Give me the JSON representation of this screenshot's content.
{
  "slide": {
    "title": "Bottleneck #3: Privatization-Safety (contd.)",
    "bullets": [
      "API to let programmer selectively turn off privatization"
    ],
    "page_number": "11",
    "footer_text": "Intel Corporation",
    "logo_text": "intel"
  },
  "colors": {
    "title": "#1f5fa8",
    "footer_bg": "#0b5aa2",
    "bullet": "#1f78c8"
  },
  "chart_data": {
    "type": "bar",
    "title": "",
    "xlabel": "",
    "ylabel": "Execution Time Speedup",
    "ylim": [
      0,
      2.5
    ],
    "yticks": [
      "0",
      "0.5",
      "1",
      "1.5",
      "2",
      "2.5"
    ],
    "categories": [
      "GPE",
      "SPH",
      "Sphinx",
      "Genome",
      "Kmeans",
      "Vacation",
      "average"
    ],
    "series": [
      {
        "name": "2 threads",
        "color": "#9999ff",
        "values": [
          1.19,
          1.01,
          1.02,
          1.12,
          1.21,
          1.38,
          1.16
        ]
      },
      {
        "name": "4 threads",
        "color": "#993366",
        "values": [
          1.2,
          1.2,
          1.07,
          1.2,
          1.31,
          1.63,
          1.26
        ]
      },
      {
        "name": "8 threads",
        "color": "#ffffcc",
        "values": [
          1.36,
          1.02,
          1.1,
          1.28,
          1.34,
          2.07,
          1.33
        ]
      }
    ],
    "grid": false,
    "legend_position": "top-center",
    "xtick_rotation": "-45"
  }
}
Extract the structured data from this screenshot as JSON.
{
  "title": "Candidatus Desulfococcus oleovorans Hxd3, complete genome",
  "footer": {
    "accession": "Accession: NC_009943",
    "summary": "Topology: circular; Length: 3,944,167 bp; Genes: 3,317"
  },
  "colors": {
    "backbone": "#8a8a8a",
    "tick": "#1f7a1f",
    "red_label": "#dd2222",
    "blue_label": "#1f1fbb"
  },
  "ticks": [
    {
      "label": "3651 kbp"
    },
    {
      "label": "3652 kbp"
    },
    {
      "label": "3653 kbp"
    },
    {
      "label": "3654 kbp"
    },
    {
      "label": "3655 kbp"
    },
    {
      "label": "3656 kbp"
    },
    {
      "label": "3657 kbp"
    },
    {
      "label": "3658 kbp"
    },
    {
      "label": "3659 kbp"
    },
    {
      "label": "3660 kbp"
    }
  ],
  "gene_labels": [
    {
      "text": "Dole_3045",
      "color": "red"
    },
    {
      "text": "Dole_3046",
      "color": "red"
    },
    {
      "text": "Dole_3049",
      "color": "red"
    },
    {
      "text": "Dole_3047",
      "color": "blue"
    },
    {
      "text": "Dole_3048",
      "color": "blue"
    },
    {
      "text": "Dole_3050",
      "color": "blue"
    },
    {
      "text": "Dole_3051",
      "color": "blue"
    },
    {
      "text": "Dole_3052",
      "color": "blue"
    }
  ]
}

#### TASK DETAILS:
Transcribe every entry in the listing, word for word.

#### EXERCISE RESULT:
Give me the JSON representation of this screenshot's content.
{
  "slide": {
    "title": "Bottleneck #3: Privatization-Safety (contd.)",
    "bullets": [
      "API to let programmer selectively turn off privatization"
    ],
    "page_number": "11",
    "footer_text": "Intel Corporation",
    "logo_text": "intel"
  },
  "colors": {
    "title": "#1f5fa8",
    "footer_bg": "#0b5aa2",
    "bullet": "#1f78c8"
  },
  "chart_data": {
    "type": "bar",
    "title": "",
    "xlabel": "",
    "ylabel": "Execution Time Speedup",
    "ylim": [
      0,
      2.5
    ],
    "yticks": [
      "0",
      "0.5",
      "1",
      "1.5",
      "2",
      "2.5"
    ],
    "categories": [
      "GPE",
      "SPH",
      "Sphinx",
      "Genome",
      "Kmeans",
      "Vacation",
      "average"
    ],
    "series": [
      {
        "name": "2 threads",
        "color": "#9999ff",
        "values": [
          1.19,
          1.01,
          1.02,
          1.12,
          1.21,
          1.38,
          1.16
        ]
      },
      {
        "name": "4 threads",
        "color": "#993366",
        "values": [
          1.2,
          1.2,
          1.07,
          1.2,
          1.31,
          1.63,
          1.26
        ]
      },
      {
        "name": "8 threads",
        "color": "#ffffcc",
        "values": [
          1.36,
          1.02,
          1.1,
          1.28,
          1.34,
          2.07,
          1.33
        ]
      }
    ],
    "grid": false,
    "legend_position": "top-center",
    "xtick_rotation": "-45"
  }
}
Extract the structured data from this screenshot as JSON.
{
  "title": "Candidatus Desulfococcus oleovorans Hxd3, complete genome",
  "footer": {
    "accession": "Accession: NC_009943",
    "summary": "Topology: circular; Length: 3,944,167 bp; Genes: 3,317"
  },
  "colors": {
    "backbone": "#8a8a8a",
    "tick": "#1f7a1f",
    "red_label": "#dd2222",
    "blue_label": "#1f1fbb"
  },
  "ticks": [
    {
      "label": "3651 kbp"
    },
    {
      "label": "3652 kbp"
    },
    {
      "label": "3653 kbp"
    },
    {
      "label": "3654 kbp"
    },
    {
      "label": "3655 kbp"
    },
    {
      "label": "3656 kbp"
    },
    {
      "label": "3657 kbp"
    },
    {
      "label": "3658 kbp"
    },
    {
      "label": "3659 kbp"
    },
    {
      "label": "3660 kbp"
    }
  ],
  "gene_labels": [
    {
      "text": "Dole_3045",
      "color": "red"
    },
    {
      "text": "Dole_3046",
      "color": "red"
    },
    {
      "text": "Dole_3049",
      "color": "red"
    },
    {
      "text": "Dole_3047",
      "color": "blue"
    },
    {
      "text": "Dole_3048",
      "color": "blue"
    },
    {
      "text": "Dole_3050",
      "color": "blue"
    },
    {
      "text": "Dole_3051",
      "color": "blue"
    },
    {
      "text": "Dole_3052",
      "color": "blue"
    }
  ]
}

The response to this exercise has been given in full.